* start Supplied records *
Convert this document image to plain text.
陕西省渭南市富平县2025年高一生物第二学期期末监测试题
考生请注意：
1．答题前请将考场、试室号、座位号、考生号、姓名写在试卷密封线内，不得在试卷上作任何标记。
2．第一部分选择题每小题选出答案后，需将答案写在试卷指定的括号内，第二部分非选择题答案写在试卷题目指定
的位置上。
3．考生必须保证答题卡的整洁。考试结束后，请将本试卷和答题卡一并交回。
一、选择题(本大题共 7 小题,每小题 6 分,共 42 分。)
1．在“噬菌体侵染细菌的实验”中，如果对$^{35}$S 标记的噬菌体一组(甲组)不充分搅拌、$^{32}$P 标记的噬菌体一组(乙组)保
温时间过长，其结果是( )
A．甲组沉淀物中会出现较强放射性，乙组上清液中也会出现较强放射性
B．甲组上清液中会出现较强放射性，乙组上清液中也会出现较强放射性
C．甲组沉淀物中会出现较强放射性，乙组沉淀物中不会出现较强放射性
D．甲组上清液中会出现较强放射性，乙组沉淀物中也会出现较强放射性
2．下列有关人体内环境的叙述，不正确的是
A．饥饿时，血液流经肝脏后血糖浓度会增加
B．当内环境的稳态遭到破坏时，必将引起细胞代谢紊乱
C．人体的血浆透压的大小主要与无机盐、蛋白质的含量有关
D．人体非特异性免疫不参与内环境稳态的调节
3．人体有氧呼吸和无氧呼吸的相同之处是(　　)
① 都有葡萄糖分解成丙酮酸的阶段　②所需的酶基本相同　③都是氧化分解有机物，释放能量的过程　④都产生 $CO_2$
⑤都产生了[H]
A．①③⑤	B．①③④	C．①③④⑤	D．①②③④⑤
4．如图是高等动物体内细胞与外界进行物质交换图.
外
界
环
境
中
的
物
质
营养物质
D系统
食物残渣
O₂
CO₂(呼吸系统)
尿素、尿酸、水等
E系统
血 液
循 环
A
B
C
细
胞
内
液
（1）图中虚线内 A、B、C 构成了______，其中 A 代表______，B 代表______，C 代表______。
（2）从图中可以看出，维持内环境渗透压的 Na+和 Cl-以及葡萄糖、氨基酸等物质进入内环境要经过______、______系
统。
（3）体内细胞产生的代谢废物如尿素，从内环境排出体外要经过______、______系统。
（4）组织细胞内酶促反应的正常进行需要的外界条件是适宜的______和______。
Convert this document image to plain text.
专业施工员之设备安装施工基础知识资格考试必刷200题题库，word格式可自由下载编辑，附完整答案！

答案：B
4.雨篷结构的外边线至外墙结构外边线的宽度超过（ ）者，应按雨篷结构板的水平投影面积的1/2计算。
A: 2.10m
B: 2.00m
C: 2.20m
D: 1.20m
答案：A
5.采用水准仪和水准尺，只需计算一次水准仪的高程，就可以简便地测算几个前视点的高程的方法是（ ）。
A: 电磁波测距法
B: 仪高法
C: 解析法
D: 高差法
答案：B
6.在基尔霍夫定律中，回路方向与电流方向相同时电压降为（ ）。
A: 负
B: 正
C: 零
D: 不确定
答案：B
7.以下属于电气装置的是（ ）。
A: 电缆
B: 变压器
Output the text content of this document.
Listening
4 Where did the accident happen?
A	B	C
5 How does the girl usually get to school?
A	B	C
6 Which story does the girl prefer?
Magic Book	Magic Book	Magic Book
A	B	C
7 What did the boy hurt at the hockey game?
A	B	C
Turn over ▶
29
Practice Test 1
* end Supplied records *
## Aim
Set down, word for word, every line from the line that holds "Output the text content of this document." to the end of the entries above, including both ends.

## Complete output
Output the text content of this document.
Listening
4 Where did the accident happen?
A	B	C
5 How does the girl usually get to school?
A	B	C
6 Which story does the girl prefer?
Magic Book	Magic Book	Magic Book
A	B	C
7 What did the boy hurt at the hockey game?
A	B	C
Turn over ▶
29
Practice Test 1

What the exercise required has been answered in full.